-- Start DATA EXCERPTS --

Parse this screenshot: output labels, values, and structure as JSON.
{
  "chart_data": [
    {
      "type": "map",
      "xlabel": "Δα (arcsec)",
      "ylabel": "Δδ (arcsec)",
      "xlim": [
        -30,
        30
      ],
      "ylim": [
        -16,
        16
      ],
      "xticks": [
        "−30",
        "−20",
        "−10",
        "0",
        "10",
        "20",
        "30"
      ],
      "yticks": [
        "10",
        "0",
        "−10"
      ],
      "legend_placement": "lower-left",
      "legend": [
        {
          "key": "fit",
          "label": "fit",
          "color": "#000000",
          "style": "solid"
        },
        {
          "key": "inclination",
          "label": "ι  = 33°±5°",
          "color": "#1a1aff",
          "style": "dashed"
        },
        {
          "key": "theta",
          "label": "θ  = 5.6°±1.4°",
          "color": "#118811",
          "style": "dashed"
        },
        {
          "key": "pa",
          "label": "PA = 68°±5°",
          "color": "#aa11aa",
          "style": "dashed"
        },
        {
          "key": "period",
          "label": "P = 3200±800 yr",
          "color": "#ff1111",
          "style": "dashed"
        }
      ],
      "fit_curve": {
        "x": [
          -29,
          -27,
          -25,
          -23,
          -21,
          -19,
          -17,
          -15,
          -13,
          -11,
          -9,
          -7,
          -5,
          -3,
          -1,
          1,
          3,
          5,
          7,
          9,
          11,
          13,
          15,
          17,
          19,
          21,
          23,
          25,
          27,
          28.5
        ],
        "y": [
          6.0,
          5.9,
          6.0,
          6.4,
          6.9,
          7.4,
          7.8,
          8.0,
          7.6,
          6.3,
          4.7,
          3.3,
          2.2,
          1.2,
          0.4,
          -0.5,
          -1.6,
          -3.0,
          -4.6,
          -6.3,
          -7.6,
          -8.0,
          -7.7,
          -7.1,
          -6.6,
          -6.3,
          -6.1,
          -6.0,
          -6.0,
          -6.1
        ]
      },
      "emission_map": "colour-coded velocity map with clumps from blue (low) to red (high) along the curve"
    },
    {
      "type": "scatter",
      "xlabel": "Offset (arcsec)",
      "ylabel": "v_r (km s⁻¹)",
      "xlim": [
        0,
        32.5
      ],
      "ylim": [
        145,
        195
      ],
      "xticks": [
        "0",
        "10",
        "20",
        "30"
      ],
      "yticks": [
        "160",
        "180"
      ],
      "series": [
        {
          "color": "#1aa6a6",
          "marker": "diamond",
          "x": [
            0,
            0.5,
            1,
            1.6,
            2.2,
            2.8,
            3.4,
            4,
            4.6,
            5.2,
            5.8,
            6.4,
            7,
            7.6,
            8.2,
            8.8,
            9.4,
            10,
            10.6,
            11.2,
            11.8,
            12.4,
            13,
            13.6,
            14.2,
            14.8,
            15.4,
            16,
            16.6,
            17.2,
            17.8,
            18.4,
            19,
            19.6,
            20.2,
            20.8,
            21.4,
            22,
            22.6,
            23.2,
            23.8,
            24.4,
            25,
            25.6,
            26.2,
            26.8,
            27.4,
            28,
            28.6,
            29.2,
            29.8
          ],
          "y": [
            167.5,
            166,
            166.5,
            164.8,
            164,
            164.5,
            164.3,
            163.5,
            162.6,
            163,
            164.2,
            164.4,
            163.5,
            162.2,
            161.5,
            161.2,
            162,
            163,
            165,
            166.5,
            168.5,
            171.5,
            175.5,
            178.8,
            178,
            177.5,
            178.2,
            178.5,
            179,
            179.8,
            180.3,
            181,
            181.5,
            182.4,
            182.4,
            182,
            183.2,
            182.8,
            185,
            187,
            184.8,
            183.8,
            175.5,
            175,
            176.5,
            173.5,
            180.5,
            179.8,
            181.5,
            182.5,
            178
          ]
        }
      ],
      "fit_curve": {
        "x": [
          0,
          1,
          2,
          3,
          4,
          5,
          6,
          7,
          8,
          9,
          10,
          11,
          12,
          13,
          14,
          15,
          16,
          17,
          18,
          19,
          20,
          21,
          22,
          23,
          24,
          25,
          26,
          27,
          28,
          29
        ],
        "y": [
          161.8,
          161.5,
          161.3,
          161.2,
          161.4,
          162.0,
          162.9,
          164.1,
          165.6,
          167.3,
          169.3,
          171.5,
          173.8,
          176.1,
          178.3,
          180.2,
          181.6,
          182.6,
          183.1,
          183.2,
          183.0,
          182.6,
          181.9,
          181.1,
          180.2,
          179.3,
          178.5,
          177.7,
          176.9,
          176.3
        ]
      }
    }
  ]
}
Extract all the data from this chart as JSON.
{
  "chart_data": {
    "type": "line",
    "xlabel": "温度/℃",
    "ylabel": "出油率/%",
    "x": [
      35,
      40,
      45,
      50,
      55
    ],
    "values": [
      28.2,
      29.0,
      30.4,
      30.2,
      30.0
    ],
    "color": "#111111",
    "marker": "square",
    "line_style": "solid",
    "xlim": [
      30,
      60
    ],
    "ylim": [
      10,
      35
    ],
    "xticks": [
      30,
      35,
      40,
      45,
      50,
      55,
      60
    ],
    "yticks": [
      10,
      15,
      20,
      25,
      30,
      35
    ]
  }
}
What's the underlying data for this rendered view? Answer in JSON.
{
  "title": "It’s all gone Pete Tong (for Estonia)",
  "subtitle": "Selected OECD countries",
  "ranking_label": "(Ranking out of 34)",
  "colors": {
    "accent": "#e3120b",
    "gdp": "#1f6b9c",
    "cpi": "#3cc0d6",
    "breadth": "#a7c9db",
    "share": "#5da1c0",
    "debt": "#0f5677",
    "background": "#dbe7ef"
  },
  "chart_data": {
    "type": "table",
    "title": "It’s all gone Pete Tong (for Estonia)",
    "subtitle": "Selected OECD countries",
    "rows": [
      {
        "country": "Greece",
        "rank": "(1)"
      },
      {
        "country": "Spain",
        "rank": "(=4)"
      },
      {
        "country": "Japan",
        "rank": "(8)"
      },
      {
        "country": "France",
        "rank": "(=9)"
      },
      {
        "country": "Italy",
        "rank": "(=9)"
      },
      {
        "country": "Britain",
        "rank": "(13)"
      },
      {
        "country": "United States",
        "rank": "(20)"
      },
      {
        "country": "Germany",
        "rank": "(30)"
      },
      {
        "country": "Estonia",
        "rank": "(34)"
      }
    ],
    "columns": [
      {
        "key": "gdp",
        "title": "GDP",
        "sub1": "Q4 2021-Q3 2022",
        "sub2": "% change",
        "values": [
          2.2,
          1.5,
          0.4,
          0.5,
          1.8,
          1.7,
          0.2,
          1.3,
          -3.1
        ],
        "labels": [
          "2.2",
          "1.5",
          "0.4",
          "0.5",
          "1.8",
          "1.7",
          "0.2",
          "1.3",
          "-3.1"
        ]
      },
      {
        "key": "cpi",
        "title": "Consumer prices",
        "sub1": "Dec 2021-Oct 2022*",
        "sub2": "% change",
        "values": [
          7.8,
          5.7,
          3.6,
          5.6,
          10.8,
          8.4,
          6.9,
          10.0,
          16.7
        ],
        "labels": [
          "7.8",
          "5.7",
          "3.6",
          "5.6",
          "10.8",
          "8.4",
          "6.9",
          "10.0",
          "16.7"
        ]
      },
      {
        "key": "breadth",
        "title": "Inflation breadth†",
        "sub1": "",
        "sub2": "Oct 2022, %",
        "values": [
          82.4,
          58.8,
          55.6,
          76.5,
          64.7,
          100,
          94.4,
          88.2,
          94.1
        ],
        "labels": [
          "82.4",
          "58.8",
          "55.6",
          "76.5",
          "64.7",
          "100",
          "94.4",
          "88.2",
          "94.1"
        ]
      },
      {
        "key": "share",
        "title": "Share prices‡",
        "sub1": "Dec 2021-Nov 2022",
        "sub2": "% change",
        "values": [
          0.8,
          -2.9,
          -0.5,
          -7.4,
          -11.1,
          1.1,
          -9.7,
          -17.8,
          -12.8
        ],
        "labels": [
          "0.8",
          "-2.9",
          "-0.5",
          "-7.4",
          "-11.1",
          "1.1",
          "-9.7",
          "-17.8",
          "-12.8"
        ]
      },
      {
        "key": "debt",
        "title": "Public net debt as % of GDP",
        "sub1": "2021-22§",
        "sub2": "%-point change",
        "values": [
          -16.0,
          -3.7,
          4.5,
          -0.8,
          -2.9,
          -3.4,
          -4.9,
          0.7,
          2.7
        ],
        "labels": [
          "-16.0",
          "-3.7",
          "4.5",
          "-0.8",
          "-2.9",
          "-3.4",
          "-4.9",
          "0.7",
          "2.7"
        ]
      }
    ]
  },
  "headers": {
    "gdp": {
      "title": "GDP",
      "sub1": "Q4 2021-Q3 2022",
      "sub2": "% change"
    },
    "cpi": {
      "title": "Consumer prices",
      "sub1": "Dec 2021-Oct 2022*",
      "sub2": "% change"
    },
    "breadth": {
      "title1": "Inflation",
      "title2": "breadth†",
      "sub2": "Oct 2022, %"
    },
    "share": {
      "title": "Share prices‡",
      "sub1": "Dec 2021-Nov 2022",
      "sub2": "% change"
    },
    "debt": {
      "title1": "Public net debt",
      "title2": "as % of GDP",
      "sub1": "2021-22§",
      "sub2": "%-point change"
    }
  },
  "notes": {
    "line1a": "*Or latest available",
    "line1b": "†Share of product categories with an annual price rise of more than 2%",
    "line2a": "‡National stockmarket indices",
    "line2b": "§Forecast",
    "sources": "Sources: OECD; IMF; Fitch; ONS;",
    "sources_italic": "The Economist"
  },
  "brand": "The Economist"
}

-- End DATA EXCERPTS --

GIVEN INSTRUCTION:
Pull out every line in the material above where "gone" occurs.

RESULT:
  "title": "It’s all gone Pete Tong (for Estonia)",
    "title": "It’s all gone Pete Tong (for Estonia)",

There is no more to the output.